• _Dataset records_
"""
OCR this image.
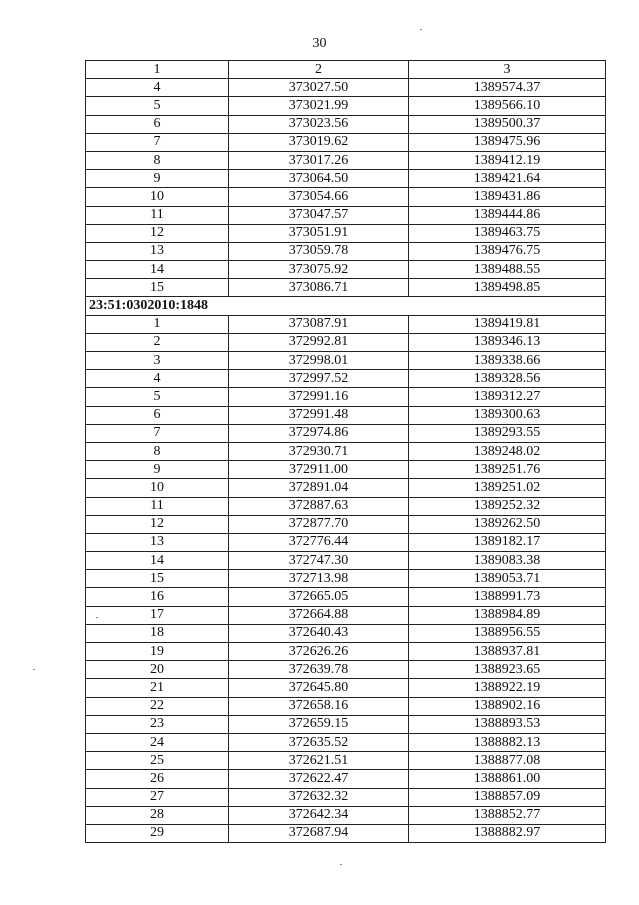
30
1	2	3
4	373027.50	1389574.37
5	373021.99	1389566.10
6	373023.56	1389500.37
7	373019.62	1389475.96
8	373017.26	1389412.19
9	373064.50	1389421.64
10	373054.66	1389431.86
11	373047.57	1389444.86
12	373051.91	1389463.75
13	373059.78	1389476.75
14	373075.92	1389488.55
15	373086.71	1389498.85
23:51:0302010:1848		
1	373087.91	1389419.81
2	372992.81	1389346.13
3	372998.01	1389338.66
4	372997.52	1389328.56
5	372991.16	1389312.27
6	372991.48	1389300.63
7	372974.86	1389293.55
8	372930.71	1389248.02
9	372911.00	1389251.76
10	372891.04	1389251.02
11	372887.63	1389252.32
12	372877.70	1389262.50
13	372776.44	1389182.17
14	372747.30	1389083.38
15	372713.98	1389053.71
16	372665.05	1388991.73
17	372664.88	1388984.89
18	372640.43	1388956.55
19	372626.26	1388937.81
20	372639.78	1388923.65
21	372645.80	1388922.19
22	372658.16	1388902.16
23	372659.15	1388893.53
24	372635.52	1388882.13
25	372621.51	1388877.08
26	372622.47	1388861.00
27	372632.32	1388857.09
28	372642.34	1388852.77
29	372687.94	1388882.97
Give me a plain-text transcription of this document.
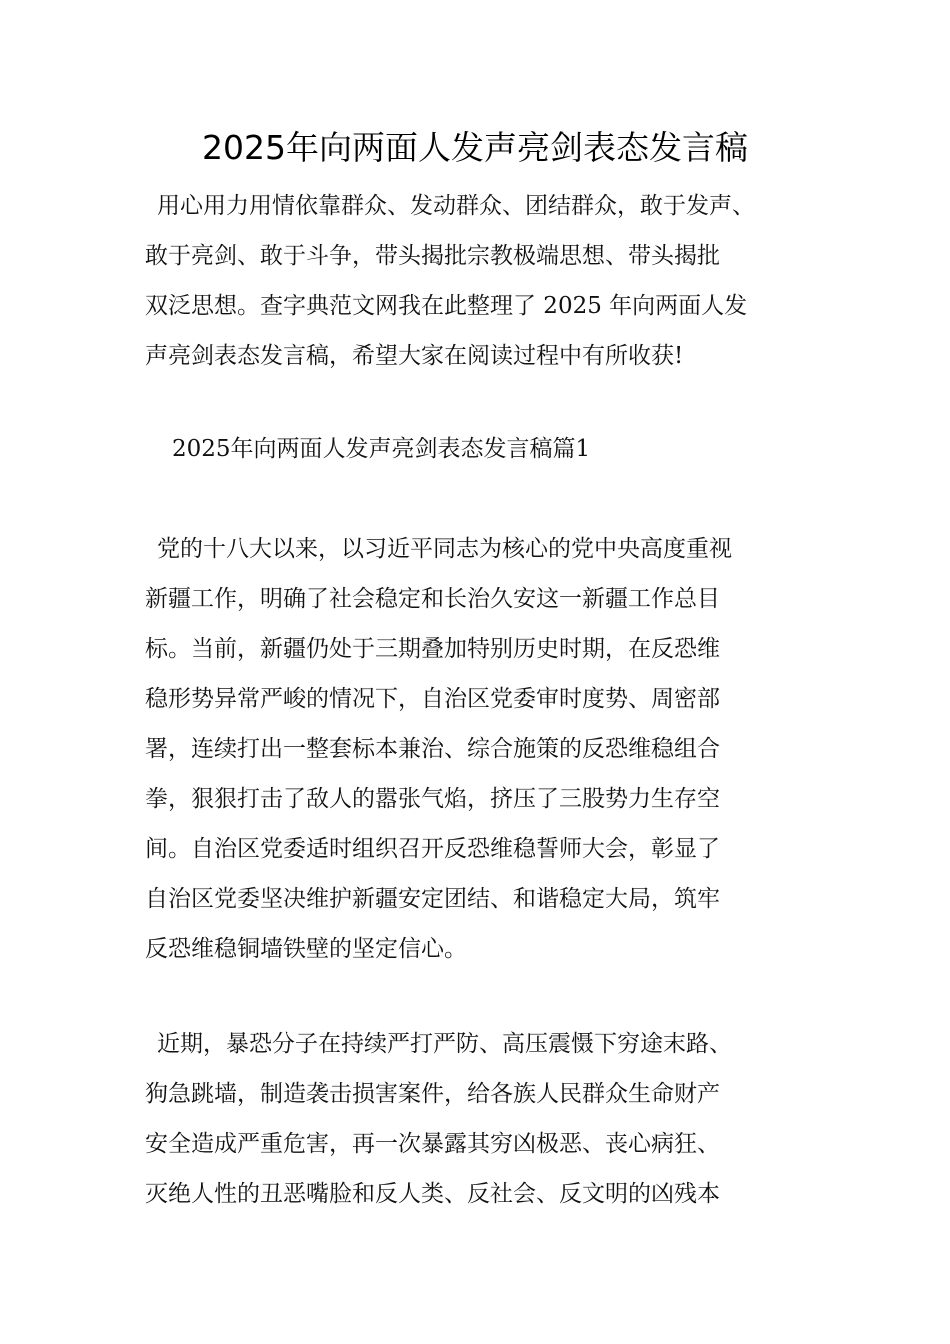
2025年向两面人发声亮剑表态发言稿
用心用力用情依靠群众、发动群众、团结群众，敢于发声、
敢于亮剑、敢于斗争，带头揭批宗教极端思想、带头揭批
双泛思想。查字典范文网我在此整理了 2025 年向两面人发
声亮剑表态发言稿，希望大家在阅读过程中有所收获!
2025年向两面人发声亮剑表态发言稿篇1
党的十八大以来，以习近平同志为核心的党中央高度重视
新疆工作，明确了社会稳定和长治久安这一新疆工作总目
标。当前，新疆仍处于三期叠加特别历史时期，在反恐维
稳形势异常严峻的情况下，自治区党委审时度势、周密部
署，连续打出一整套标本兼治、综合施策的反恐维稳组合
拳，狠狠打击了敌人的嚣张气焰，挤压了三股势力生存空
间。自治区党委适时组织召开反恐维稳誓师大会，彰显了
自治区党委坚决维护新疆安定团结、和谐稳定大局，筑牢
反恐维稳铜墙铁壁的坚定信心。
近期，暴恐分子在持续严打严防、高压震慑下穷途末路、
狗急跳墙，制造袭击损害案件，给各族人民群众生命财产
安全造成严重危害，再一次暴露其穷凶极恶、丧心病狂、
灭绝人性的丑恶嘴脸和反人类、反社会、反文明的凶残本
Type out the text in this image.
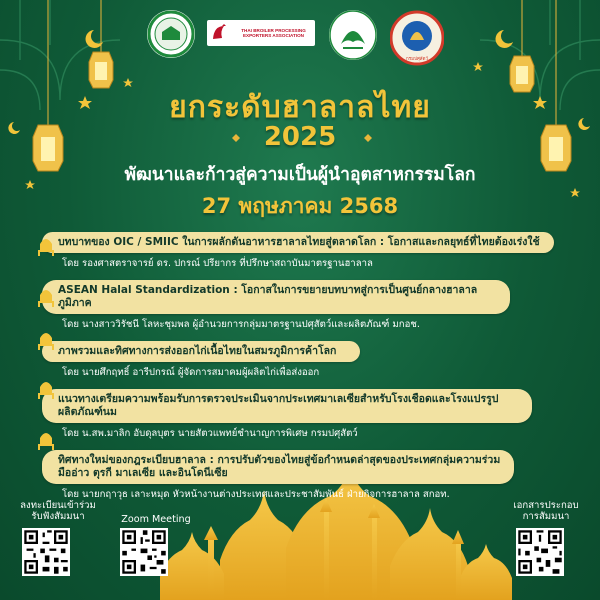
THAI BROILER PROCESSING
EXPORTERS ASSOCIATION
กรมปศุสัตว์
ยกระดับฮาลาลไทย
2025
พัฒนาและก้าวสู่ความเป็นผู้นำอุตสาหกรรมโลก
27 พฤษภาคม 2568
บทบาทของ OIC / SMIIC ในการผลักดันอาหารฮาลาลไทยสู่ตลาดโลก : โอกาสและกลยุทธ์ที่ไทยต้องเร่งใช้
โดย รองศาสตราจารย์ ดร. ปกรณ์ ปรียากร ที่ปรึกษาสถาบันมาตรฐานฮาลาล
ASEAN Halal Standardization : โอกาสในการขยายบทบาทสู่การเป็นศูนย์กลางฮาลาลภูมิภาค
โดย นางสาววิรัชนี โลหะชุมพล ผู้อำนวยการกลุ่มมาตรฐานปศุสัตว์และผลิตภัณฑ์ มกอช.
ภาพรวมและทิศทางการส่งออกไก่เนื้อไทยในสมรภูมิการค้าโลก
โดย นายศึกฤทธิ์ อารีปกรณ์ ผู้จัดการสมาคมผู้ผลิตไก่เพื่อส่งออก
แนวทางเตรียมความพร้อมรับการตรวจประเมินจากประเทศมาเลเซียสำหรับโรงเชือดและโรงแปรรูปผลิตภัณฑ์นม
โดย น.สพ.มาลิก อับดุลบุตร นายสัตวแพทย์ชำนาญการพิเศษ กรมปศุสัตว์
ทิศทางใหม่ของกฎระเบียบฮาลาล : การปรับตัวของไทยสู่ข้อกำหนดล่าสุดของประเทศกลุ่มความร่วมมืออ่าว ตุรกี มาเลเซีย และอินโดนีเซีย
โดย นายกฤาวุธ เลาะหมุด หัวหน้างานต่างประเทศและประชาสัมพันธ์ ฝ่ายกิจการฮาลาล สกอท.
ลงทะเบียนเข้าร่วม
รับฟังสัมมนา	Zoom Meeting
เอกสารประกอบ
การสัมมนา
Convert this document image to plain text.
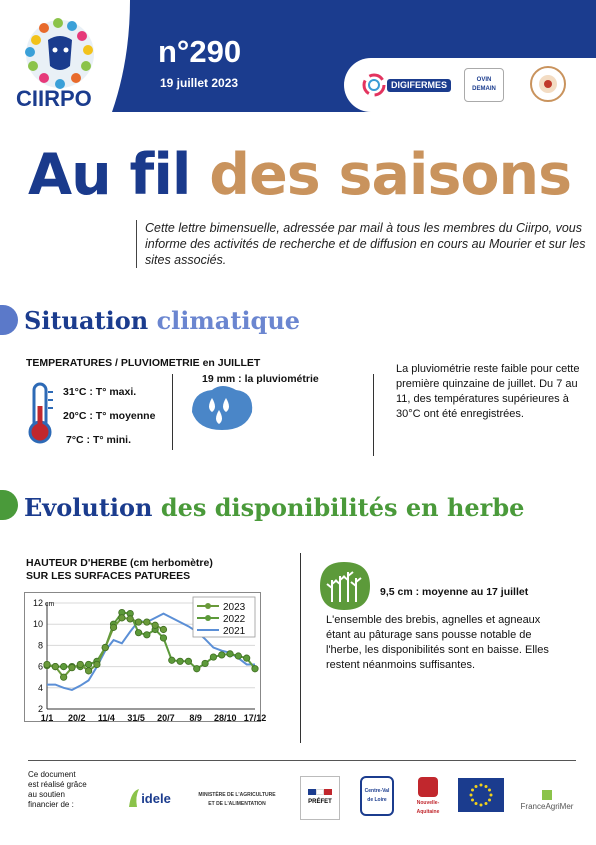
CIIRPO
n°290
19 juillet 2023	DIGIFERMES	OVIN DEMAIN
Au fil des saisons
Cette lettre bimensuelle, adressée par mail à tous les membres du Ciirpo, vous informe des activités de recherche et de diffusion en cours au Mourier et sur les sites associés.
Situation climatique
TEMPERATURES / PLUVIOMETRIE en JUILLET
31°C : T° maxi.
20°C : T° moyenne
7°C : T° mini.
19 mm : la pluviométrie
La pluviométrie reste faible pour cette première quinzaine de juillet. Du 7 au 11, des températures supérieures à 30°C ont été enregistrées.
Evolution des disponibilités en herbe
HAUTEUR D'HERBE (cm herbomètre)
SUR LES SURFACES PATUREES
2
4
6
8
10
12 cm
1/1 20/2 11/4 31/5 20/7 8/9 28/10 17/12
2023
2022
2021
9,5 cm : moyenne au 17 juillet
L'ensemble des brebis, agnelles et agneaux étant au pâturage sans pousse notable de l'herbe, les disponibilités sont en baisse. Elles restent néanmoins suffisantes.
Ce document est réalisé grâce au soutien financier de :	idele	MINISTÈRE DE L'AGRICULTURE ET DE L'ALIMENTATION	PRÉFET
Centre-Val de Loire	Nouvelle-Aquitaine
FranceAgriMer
"""
• _Objective_
Search the data for "this" and list every line in which it occurs.

• _Written response_
OCR this image.
Give me a plain-text transcription of this document.
Type out the text in this image.
Convert this document image to plain text.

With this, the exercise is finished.